## PROBLEM TO SOLVE:
Locate the lines where "Pacific" occurs and copy them as they stand.
** START **
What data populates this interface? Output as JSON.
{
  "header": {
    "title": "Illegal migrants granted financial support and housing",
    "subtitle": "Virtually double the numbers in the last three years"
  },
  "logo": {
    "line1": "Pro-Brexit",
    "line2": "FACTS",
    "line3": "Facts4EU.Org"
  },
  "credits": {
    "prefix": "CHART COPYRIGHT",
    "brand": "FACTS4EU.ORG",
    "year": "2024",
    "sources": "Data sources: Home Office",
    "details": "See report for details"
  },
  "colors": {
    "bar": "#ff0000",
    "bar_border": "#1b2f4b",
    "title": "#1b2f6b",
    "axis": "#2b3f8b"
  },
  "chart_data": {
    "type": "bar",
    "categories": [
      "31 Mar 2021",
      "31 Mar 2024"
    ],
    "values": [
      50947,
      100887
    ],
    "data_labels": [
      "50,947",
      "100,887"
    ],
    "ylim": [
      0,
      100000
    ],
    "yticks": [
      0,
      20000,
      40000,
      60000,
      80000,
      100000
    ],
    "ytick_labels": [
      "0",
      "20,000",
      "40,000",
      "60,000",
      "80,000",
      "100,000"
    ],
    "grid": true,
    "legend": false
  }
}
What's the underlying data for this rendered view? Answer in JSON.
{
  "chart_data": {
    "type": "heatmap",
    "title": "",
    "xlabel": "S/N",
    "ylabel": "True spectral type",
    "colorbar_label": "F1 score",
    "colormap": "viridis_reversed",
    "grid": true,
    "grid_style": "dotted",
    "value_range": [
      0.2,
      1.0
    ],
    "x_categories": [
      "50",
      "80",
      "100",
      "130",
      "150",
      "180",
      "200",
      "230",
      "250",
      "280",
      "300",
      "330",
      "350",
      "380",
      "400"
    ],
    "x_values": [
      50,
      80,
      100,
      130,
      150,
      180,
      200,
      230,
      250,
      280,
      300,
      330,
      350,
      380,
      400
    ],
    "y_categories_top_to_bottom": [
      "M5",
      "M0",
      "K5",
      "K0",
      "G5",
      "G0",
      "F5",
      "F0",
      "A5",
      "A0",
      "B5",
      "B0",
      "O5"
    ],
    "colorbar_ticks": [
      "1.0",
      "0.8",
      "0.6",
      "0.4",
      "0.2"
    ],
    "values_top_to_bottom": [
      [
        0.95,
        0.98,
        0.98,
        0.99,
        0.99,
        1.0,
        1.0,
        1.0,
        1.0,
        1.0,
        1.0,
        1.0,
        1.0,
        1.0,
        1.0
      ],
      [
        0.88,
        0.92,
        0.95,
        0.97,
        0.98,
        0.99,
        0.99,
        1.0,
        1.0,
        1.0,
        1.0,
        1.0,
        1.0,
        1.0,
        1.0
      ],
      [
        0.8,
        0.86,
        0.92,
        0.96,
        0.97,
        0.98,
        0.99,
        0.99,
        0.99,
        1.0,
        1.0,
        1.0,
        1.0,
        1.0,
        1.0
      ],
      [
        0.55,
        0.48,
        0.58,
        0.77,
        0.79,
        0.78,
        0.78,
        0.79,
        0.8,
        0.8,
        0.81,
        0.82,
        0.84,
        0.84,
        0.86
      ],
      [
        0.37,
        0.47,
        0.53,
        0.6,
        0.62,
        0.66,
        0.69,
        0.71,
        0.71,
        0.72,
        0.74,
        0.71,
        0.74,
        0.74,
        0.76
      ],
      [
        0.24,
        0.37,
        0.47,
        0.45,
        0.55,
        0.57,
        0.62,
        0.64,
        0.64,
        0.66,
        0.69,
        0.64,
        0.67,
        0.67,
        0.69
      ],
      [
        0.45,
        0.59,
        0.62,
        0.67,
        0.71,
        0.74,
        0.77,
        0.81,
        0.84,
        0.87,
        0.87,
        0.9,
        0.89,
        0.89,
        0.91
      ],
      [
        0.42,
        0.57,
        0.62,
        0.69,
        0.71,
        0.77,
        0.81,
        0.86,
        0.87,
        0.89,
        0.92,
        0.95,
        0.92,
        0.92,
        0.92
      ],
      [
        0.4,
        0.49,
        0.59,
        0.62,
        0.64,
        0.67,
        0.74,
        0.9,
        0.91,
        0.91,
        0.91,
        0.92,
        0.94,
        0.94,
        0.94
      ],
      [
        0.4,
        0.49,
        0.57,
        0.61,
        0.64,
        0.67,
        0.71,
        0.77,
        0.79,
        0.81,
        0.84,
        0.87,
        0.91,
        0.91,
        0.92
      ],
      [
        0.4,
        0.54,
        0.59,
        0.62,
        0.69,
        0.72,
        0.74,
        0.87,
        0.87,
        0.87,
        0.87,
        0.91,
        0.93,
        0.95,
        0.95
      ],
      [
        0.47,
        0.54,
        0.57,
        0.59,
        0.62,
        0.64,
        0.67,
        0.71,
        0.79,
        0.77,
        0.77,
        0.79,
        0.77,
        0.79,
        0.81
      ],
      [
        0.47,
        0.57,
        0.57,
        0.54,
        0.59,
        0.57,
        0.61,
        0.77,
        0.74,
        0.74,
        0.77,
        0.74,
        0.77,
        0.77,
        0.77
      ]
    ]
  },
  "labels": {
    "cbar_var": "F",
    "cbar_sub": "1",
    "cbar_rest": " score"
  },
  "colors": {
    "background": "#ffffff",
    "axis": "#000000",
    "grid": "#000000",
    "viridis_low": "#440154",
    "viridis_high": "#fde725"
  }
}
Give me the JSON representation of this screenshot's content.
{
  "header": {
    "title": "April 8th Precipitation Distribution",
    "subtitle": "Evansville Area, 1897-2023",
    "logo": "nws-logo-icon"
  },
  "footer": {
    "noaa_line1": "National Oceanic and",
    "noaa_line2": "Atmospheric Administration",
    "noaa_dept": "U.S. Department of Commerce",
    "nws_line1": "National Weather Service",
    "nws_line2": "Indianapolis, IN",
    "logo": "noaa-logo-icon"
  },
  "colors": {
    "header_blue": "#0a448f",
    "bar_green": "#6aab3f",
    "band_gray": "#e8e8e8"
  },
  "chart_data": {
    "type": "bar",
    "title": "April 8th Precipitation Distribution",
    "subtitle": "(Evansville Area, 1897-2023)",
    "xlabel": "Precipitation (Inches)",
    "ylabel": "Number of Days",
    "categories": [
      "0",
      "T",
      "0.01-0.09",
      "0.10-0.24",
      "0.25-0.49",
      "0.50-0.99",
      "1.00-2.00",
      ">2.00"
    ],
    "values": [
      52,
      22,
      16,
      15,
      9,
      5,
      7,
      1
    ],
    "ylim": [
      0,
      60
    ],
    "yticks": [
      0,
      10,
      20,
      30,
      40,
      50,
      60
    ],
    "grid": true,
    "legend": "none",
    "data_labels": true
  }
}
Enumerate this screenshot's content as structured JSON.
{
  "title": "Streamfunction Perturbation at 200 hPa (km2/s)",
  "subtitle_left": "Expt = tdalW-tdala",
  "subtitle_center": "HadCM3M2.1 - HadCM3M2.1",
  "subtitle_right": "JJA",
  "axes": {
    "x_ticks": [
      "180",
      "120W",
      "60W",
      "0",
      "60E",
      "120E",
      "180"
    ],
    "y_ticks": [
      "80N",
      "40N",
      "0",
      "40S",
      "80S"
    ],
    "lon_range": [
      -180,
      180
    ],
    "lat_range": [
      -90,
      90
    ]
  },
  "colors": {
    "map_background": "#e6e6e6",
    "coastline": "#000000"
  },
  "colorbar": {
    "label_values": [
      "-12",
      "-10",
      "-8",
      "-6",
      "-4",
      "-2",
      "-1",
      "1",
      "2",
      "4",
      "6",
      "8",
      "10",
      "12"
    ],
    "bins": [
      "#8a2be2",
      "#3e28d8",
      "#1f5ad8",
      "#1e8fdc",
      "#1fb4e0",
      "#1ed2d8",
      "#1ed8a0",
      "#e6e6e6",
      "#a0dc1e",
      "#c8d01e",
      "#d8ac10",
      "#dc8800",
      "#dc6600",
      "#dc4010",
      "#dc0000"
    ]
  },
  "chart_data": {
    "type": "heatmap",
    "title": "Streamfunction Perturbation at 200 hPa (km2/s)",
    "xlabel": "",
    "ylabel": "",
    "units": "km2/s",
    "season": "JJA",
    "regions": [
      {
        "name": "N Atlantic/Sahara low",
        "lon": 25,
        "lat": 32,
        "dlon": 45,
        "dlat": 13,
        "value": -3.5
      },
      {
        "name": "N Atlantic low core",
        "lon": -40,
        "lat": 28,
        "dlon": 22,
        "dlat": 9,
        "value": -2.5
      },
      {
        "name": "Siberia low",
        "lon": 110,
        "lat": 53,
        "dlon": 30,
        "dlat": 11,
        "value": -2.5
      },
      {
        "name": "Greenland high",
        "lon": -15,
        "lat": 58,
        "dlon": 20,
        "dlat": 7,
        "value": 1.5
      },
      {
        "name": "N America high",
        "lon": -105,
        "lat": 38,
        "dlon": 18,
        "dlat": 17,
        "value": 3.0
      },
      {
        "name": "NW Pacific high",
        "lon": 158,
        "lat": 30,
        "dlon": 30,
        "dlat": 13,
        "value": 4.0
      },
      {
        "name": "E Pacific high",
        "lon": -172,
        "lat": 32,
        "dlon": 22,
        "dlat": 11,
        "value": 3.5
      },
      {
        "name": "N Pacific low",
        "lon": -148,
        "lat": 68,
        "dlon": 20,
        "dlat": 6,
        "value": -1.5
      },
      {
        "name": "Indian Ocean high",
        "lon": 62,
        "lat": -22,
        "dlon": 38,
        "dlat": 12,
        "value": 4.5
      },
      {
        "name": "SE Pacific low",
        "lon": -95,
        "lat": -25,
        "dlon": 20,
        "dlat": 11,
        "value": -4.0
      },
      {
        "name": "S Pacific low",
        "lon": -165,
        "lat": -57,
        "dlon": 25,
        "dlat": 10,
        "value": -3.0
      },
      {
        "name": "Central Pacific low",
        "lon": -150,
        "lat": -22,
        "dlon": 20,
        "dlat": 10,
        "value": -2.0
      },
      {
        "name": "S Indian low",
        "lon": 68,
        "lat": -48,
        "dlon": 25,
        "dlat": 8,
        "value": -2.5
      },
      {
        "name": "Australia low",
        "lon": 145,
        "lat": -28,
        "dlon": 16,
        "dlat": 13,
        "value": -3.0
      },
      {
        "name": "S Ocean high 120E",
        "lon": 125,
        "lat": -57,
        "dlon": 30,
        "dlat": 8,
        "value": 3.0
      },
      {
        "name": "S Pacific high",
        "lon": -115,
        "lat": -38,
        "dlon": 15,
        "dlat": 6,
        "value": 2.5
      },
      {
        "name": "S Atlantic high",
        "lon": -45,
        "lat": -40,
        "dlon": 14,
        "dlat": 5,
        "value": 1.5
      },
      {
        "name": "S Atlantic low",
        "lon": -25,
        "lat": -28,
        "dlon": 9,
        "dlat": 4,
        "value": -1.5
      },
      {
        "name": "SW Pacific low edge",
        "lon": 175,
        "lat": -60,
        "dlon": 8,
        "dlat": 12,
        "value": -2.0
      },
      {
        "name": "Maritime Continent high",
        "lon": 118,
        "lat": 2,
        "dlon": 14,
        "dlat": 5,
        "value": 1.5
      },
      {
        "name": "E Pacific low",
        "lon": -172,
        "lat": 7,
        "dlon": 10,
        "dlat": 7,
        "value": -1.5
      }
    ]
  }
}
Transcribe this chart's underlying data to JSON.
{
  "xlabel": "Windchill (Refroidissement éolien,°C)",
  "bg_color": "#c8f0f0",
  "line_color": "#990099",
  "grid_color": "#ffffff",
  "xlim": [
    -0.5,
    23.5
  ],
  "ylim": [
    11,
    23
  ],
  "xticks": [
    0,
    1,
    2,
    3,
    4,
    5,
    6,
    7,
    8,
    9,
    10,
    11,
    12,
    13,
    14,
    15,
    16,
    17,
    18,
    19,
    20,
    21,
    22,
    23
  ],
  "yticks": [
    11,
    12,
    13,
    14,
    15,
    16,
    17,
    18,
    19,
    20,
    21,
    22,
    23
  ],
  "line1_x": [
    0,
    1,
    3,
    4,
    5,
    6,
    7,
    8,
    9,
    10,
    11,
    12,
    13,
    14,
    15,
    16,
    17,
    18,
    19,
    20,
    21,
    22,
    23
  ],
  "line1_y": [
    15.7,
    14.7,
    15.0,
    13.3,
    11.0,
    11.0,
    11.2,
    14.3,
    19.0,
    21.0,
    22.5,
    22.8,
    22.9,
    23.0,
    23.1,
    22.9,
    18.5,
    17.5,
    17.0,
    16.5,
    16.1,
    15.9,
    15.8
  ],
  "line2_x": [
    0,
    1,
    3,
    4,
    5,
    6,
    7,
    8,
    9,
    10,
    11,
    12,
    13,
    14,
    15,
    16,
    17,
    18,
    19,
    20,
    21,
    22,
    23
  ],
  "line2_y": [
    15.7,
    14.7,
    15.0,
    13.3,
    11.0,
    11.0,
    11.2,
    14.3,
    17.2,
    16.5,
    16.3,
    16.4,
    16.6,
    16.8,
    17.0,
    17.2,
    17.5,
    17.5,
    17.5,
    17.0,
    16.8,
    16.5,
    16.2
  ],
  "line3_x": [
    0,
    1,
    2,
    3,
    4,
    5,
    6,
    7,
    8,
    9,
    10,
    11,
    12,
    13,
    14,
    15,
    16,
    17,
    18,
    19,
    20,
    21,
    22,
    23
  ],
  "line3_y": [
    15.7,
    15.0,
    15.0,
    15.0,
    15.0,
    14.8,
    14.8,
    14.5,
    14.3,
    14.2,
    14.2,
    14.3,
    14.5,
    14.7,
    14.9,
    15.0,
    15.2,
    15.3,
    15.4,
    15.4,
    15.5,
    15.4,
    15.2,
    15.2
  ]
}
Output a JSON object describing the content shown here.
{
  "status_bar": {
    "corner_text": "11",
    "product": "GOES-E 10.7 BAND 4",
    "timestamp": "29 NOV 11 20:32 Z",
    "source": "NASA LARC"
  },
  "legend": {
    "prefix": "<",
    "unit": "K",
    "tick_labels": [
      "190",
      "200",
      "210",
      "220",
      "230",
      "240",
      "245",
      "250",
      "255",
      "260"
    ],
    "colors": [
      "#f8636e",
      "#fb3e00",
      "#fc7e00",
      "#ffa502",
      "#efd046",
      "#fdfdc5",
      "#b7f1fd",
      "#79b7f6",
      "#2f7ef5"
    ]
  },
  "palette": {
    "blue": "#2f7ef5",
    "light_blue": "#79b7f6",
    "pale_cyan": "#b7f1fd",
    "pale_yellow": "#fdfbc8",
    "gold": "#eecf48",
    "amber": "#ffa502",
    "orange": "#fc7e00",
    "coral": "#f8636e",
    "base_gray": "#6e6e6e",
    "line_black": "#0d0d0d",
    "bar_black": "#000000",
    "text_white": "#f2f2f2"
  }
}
** END **
## TASK RESPONSE:
        "name": "NW Pacific high",
        "name": "E Pacific high",
        "name": "N Pacific low",
        "name": "SE Pacific low",
        "name": "S Pacific low",
        "name": "Central Pacific low",
        "name": "S Pacific high",
        "name": "SW Pacific low edge",
        "name": "E Pacific low",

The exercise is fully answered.